# start of Records supplied

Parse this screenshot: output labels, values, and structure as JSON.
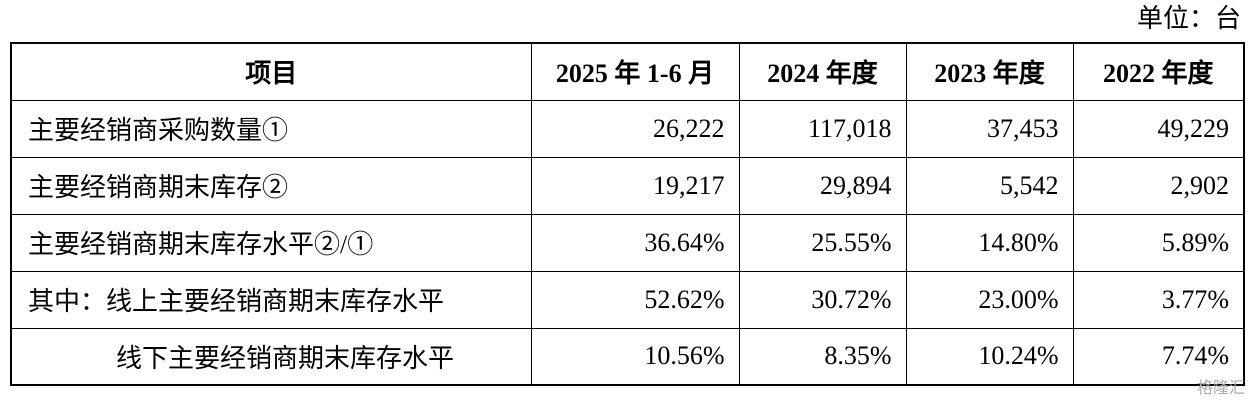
{
  "unit": "单位：台",
  "table": {
    "header": [
      "项目",
      "2025 年 1-6 月",
      "2024 年度",
      "2023 年度",
      "2022 年度"
    ],
    "rows": [
      [
        "主要经销商采购数量①",
        "26,222",
        "117,018",
        "37,453",
        "49,229"
      ],
      [
        "主要经销商期末库存②",
        "19,217",
        "29,894",
        "5,542",
        "2,902"
      ],
      [
        "主要经销商期末库存水平②/①",
        "36.64%",
        "25.55%",
        "14.80%",
        "5.89%"
      ],
      [
        "其中：线上主要经销商期末库存水平",
        "52.62%",
        "30.72%",
        "23.00%",
        "3.77%"
      ],
      [
        "线下主要经销商期末库存水平",
        "10.56%",
        "8.35%",
        "10.24%",
        "7.74%"
      ]
    ]
  },
  "watermark": "格隆汇"
}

# end of Records supplied

» Exercise prompt:
Give back every line exactly as it stands, pictures excluded.

» Task solution:
Parse this screenshot: output labels, values, and structure as JSON.
{
  "unit": "单位：台",
  "table": {
    "header": [
      "项目",
      "2025 年 1-6 月",
      "2024 年度",
      "2023 年度",
      "2022 年度"
    ],
    "rows": [
      [
        "主要经销商采购数量①",
        "26,222",
        "117,018",
        "37,453",
        "49,229"
      ],
      [
        "主要经销商期末库存②",
        "19,217",
        "29,894",
        "5,542",
        "2,902"
      ],
      [
        "主要经销商期末库存水平②/①",
        "36.64%",
        "25.55%",
        "14.80%",
        "5.89%"
      ],
      [
        "其中：线上主要经销商期末库存水平",
        "52.62%",
        "30.72%",
        "23.00%",
        "3.77%"
      ],
      [
        "线下主要经销商期末库存水平",
        "10.56%",
        "8.35%",
        "10.24%",
        "7.74%"
      ]
    ]
  },
  "watermark": "格隆汇"
}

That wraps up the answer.